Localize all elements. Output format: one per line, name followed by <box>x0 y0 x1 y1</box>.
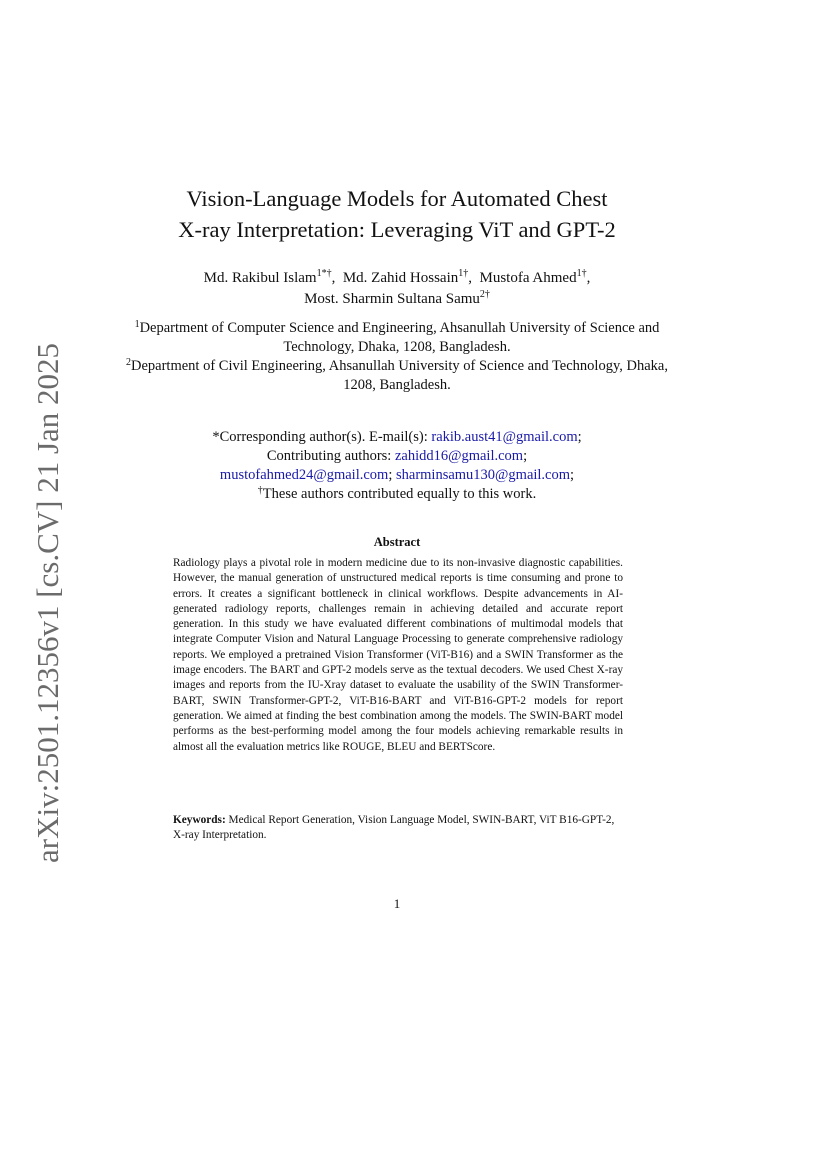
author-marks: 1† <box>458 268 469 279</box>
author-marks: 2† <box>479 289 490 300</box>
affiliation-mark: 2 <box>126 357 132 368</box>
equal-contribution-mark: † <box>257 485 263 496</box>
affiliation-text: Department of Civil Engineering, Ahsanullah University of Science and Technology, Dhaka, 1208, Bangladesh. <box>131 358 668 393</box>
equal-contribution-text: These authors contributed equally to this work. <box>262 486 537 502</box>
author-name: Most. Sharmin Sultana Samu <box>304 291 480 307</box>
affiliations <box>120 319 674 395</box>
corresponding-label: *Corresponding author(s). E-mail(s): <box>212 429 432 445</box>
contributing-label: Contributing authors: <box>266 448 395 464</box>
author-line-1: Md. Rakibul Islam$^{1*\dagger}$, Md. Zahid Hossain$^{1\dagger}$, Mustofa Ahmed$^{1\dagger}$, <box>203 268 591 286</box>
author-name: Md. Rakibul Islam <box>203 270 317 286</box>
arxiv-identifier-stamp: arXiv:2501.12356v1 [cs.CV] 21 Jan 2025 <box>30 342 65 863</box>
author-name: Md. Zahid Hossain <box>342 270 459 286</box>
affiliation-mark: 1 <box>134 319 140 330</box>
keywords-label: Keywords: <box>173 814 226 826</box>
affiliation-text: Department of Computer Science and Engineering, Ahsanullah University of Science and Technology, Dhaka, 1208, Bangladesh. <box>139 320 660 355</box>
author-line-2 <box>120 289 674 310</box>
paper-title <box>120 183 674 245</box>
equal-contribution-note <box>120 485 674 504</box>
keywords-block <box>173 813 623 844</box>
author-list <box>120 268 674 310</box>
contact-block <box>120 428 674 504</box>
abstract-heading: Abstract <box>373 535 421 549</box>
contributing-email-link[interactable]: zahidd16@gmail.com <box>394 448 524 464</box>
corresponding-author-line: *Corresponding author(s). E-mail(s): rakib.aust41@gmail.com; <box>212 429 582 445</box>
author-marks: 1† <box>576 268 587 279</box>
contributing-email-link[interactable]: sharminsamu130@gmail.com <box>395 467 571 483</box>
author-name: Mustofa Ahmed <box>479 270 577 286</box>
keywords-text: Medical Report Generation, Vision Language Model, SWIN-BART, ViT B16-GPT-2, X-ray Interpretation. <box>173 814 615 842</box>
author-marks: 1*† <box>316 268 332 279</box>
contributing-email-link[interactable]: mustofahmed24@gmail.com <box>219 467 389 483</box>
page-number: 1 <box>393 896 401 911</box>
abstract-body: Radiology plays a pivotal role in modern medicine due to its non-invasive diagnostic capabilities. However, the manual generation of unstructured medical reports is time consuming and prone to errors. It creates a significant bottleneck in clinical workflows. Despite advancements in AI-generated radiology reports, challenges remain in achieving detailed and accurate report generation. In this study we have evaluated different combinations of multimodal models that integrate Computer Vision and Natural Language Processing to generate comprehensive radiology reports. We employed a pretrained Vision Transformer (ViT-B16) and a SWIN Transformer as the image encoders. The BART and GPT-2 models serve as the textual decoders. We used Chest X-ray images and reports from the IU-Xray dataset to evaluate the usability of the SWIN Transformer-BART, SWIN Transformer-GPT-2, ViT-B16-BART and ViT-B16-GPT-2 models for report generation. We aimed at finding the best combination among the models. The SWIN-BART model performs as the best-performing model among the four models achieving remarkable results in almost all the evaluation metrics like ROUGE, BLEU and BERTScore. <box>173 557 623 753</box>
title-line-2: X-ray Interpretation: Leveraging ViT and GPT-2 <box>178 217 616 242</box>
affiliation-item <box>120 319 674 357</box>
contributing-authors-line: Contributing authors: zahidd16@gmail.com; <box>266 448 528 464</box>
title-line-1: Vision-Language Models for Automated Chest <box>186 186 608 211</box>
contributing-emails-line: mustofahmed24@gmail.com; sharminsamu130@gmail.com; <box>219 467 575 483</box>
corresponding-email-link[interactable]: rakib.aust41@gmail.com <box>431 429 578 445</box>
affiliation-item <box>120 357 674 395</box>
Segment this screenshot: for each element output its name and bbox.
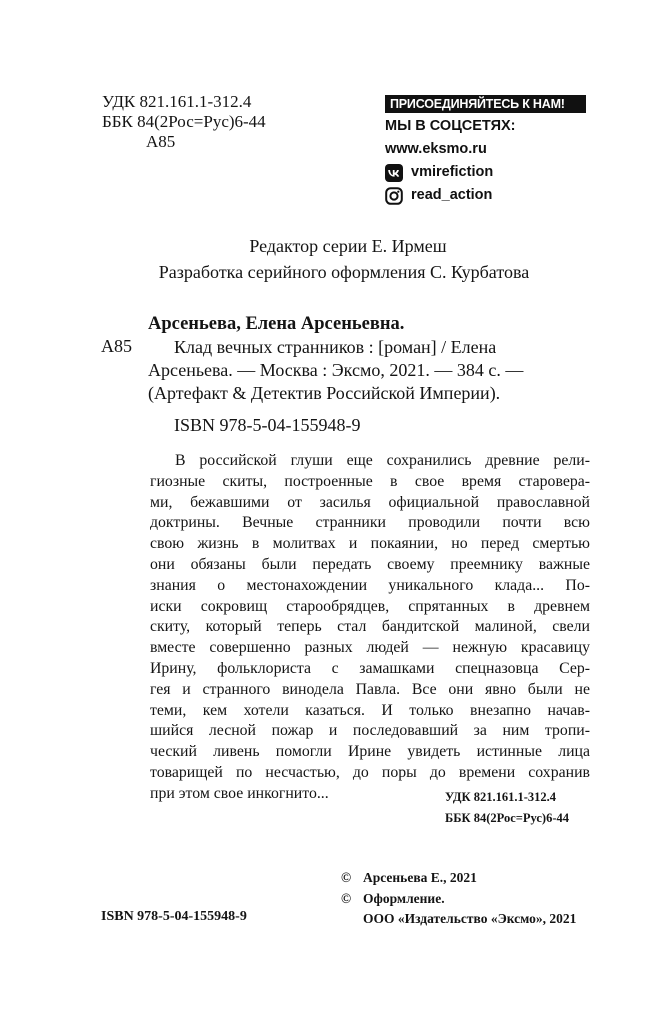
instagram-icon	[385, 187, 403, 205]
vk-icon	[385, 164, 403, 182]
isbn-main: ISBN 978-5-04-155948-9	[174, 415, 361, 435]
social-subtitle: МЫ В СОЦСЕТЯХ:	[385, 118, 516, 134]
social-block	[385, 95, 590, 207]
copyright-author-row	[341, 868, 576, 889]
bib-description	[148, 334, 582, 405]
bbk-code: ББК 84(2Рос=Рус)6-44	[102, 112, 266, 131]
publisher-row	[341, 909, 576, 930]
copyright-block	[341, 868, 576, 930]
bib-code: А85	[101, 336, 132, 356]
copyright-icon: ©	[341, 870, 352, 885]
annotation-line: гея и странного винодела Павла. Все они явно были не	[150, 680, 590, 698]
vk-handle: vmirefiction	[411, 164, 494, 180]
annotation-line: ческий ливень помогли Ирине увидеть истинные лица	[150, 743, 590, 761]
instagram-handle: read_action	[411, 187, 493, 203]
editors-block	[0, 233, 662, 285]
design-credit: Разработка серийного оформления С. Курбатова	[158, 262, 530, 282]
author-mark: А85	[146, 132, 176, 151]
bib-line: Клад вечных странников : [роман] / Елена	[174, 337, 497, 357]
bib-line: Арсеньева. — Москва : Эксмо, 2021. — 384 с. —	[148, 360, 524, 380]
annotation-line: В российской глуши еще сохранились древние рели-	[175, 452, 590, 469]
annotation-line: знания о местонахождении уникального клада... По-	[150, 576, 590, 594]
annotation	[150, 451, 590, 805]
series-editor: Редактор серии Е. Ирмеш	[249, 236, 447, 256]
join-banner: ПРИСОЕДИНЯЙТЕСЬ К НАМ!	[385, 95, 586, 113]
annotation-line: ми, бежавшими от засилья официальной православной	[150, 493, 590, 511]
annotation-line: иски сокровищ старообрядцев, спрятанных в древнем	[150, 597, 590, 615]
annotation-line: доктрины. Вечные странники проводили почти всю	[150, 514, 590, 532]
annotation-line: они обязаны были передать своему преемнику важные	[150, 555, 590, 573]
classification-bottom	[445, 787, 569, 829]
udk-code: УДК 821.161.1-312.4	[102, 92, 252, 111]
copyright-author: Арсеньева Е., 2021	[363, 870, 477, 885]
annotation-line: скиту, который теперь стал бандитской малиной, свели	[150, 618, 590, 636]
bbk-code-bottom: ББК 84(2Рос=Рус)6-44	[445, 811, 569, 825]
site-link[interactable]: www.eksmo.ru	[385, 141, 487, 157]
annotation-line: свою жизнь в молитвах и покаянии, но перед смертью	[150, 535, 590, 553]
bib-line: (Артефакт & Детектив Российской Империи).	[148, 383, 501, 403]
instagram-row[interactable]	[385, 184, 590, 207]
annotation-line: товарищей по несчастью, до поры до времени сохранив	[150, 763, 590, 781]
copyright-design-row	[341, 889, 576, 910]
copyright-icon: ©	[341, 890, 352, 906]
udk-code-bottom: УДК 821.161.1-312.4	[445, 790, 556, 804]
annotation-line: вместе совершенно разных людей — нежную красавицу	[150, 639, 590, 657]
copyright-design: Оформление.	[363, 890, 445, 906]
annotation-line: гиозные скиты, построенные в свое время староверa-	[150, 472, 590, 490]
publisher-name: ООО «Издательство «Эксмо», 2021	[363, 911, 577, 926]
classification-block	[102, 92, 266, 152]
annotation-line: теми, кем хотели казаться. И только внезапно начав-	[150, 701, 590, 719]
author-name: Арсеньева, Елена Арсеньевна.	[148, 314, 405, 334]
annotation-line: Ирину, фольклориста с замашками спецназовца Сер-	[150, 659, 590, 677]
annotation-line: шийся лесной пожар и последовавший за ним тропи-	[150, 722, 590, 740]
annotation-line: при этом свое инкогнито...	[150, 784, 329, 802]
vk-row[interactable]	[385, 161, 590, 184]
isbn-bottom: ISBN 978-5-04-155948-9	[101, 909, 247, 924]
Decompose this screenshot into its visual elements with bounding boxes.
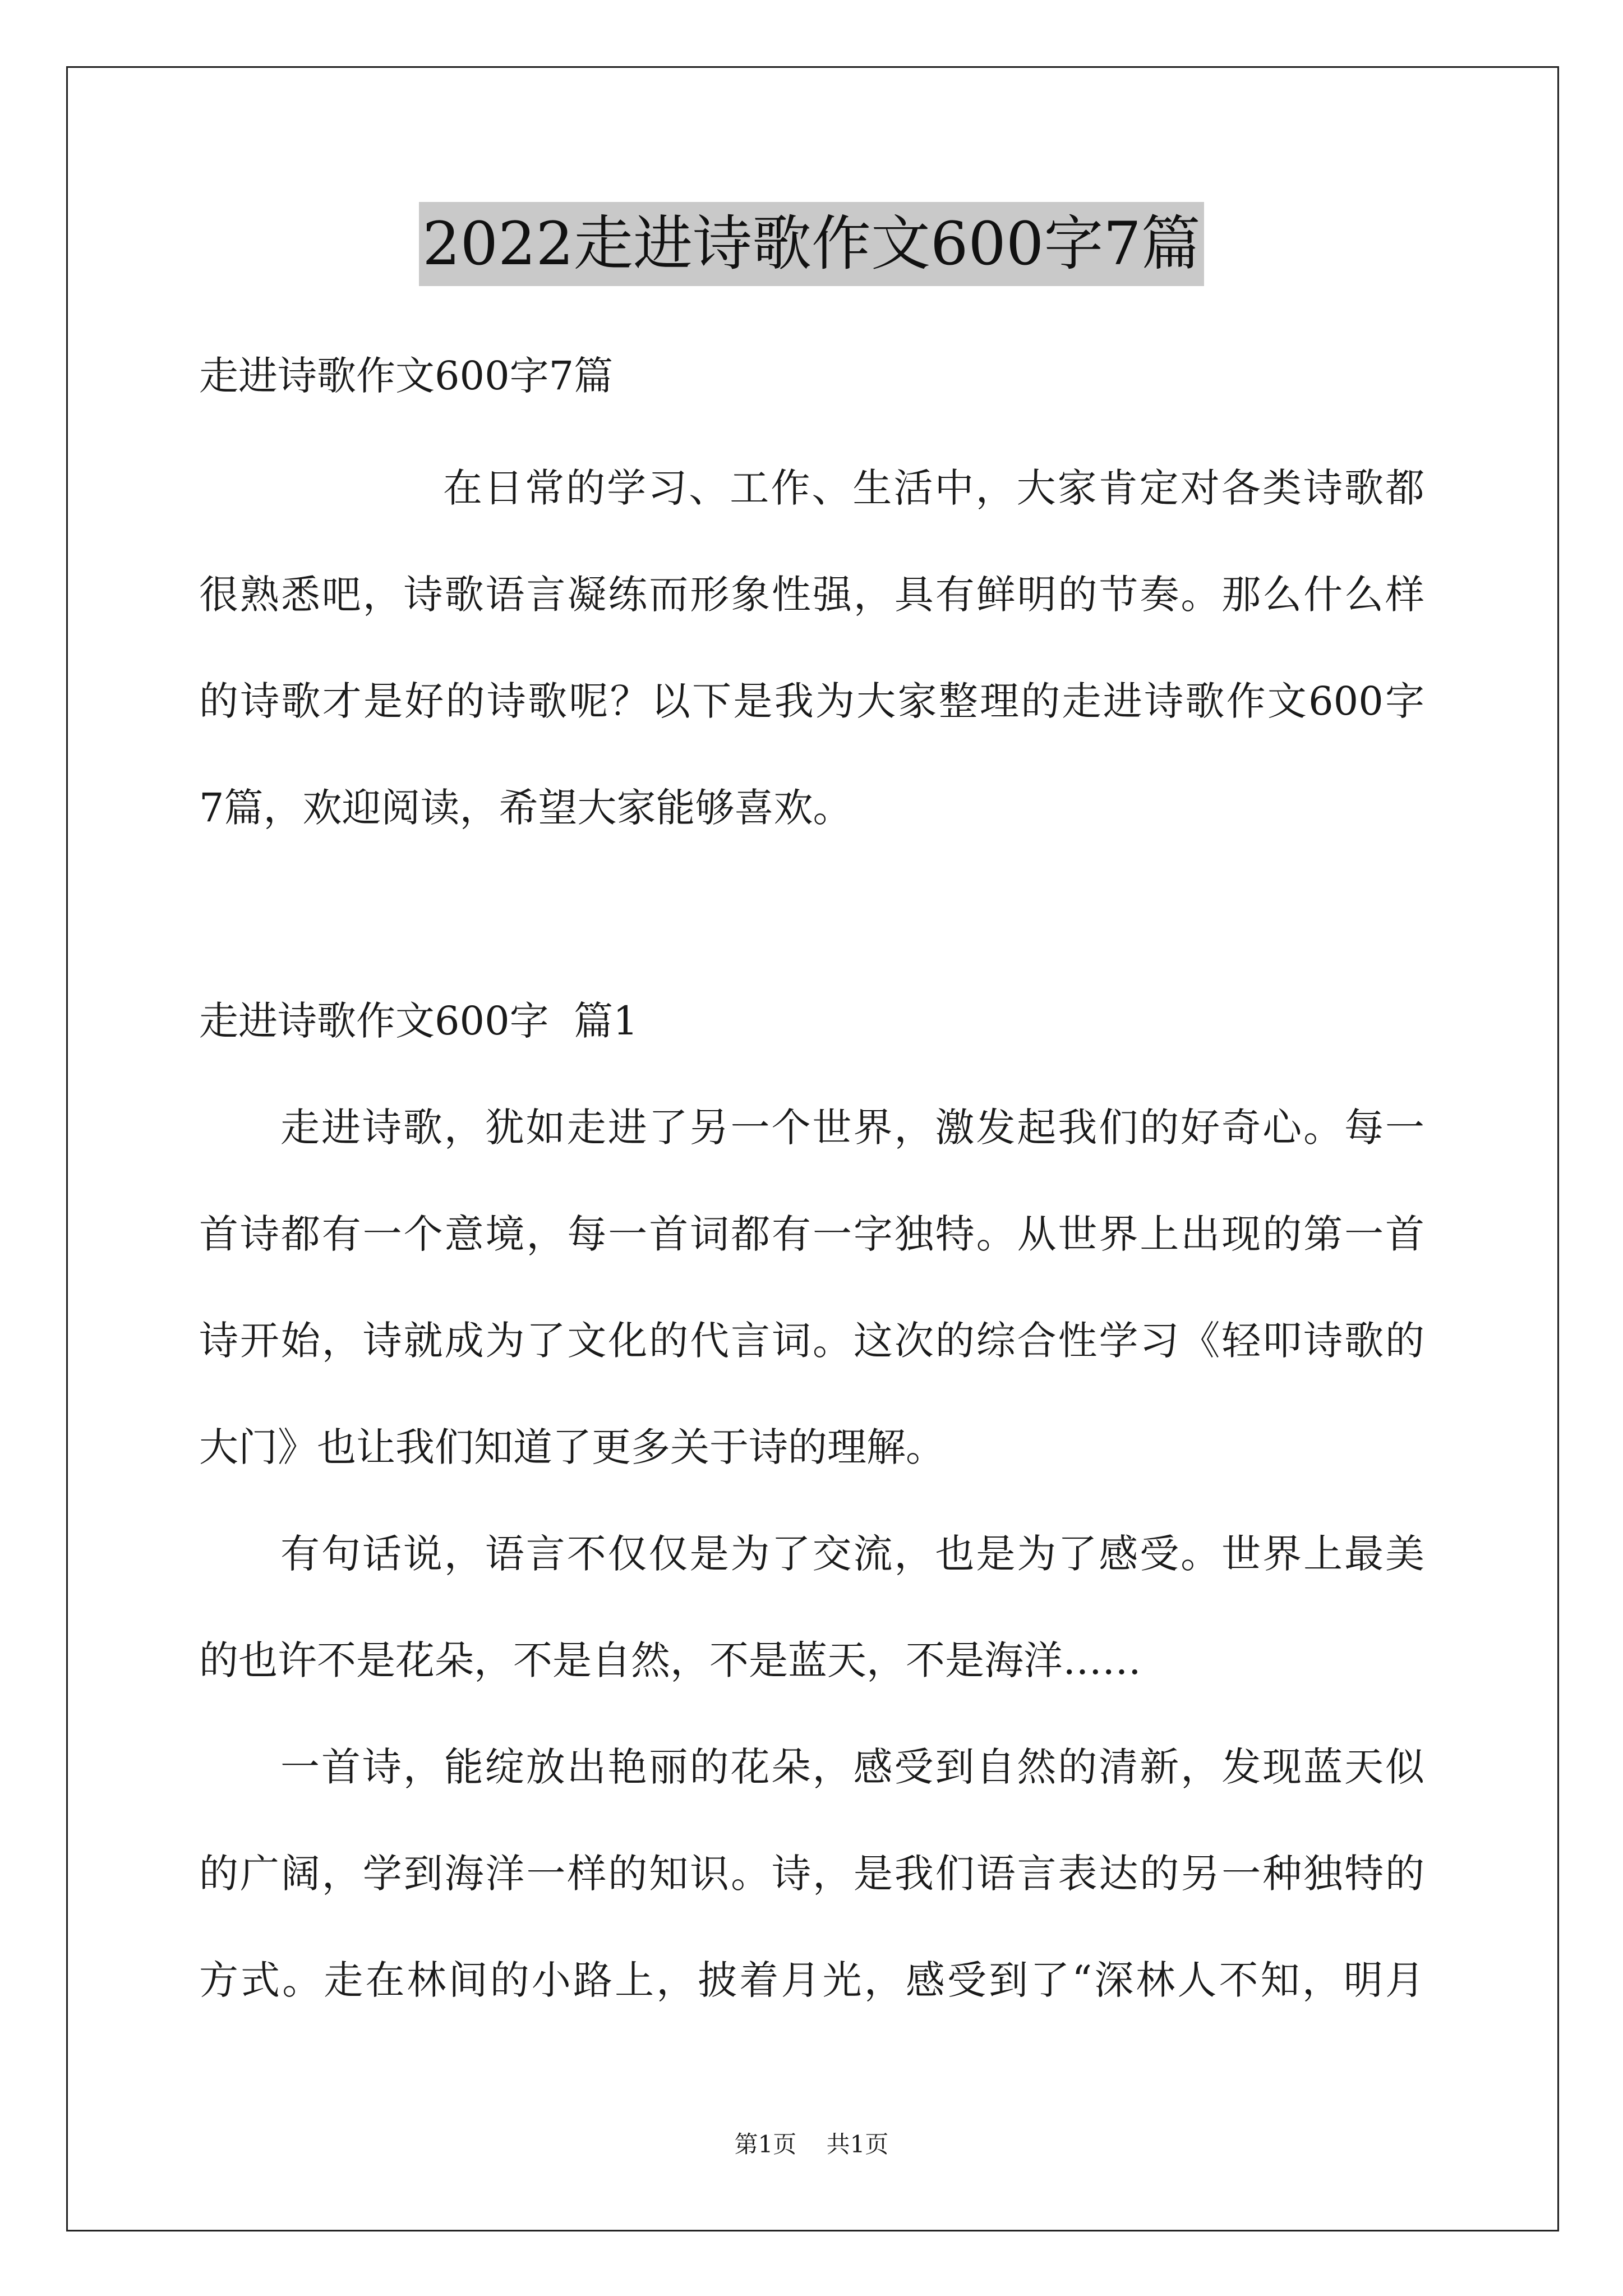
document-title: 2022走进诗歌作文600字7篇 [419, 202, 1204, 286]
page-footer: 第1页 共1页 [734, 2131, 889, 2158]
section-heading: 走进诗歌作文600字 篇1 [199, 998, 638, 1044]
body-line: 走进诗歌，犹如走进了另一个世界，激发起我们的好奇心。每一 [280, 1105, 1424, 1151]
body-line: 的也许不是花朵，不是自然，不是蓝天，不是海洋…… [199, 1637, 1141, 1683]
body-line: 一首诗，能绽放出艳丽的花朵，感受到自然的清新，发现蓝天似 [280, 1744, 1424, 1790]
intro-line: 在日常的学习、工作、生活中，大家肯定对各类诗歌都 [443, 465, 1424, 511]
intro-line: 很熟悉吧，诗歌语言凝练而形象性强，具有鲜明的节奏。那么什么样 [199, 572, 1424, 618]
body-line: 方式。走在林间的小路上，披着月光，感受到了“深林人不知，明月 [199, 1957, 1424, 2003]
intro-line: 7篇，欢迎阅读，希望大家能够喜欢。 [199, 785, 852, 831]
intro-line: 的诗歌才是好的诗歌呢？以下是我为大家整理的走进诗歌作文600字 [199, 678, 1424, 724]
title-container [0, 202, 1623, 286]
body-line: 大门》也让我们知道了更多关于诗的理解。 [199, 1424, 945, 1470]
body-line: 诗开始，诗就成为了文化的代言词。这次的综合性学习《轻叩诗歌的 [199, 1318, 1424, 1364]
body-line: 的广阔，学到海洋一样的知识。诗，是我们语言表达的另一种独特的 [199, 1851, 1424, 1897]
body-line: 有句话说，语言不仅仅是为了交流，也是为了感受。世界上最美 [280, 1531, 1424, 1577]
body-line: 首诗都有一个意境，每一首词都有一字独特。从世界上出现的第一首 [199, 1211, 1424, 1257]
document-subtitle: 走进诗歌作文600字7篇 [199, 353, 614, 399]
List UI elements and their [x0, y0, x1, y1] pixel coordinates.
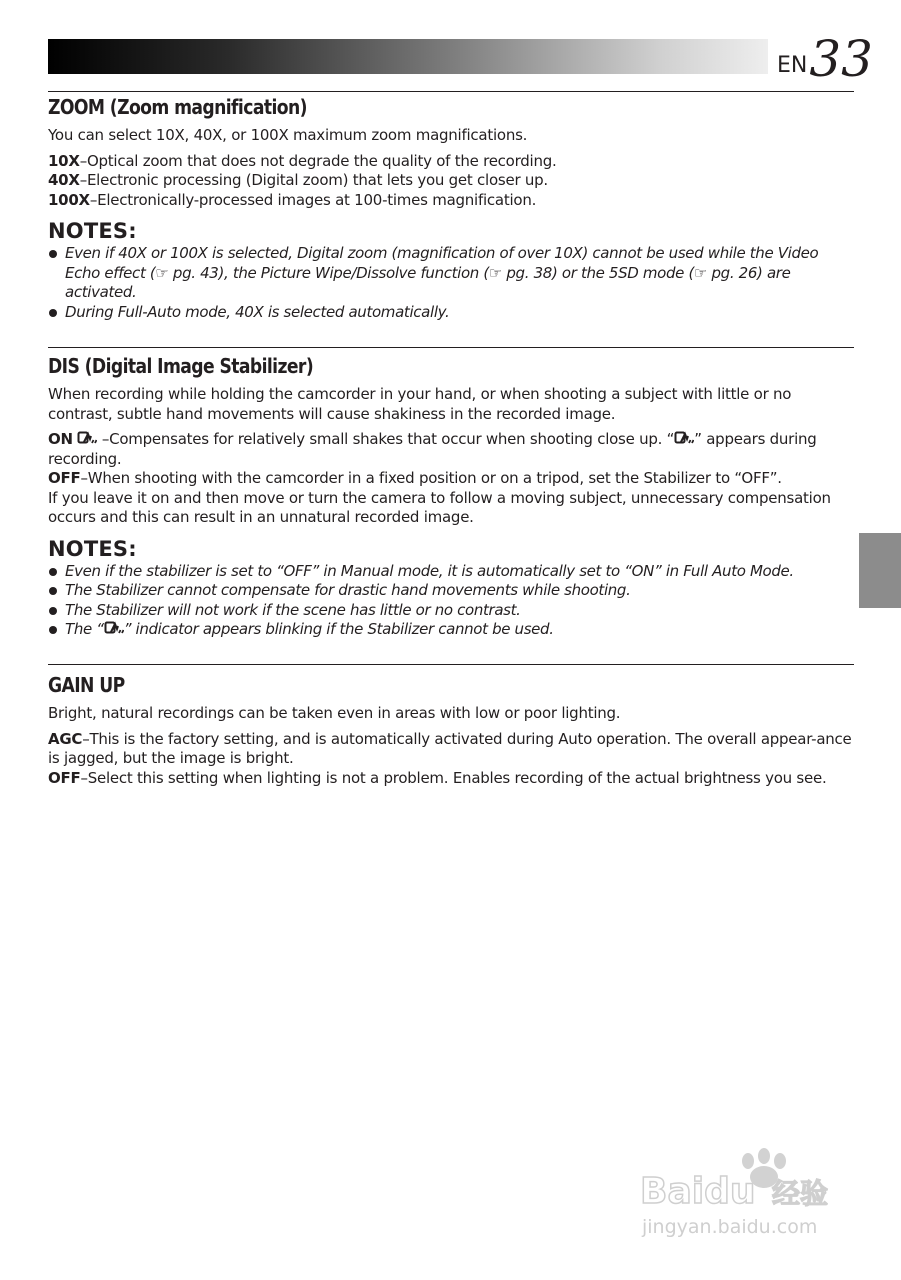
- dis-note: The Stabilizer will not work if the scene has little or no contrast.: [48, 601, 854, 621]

+++++

Please turn the data from the line that contains "document-title: 2022走进诗歌作文600字7篇 [419, 202, 1204, 286]" through the line that contains "intro-line: 7篇，欢迎阅读，希望大家能够喜欢。 [199, 785, 852, 831]" into a Markdown table with the columns Row and Line, leaving out any blank lines. Include only those lines.

| Row | Line |
|---|---|
| 1 | document-title: 2022走进诗歌作文600字7篇 [419, 202, 1204, 286] |
| 2 | page-footer: 第1页 共1页 [734, 2131, 889, 2158] |
| 3 | section-heading: 走进诗歌作文600字 篇1 [199, 998, 638, 1044] |
| 4 | body-line: 走进诗歌，犹如走进了另一个世界，激发起我们的好奇心。每一 [280, 1105, 1424, 1151] |
| 5 | body-line: 的也许不是花朵，不是自然，不是蓝天，不是海洋…… [199, 1637, 1141, 1683] |
| 6 | body-line: 一首诗，能绽放出艳丽的花朵，感受到自然的清新，发现蓝天似 [280, 1744, 1424, 1790] |
| 7 | intro-line: 在日常的学习、工作、生活中，大家肯定对各类诗歌都 [443, 465, 1424, 511] |
| 8 | intro-line: 很熟悉吧，诗歌语言凝练而形象性强，具有鲜明的节奏。那么什么样 [199, 572, 1424, 618] |
| 9 | body-line: 方式。走在林间的小路上，披着月光，感受到了“深林人不知，明月 [199, 1957, 1424, 2003] |
| 10 | intro-line: 7篇，欢迎阅读，希望大家能够喜欢。 [199, 785, 852, 831] |